══ INPUT RECORDS ══
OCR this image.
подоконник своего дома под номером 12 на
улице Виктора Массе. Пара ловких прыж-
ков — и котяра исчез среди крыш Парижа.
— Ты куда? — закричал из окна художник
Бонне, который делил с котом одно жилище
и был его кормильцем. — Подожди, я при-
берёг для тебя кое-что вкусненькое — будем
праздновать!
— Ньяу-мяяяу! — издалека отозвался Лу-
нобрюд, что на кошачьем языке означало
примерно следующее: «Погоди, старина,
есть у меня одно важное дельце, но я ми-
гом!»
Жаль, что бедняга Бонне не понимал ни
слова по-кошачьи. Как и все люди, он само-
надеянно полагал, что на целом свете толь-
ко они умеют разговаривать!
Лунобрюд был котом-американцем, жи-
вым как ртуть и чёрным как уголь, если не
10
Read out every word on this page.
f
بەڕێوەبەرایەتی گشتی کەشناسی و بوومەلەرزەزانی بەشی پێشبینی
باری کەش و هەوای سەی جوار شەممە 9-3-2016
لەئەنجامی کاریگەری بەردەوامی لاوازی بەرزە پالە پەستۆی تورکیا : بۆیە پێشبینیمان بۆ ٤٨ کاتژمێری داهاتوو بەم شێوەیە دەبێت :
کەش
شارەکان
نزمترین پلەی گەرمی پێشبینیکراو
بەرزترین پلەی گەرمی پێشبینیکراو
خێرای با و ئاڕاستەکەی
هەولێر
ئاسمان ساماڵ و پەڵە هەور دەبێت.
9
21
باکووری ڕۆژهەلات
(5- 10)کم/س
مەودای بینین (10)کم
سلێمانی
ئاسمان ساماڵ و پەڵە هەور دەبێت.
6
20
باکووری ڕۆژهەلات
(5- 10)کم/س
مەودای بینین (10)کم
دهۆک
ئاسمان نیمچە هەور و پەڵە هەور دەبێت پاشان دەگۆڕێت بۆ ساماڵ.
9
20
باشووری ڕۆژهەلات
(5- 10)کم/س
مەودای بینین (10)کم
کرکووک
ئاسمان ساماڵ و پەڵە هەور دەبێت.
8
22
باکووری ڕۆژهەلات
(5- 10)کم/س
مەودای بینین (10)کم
═══
INSTRUCTION => Above are entries; state the number of lines among them that contain "this", and nothing else.

EXPECTED ANSWER => 2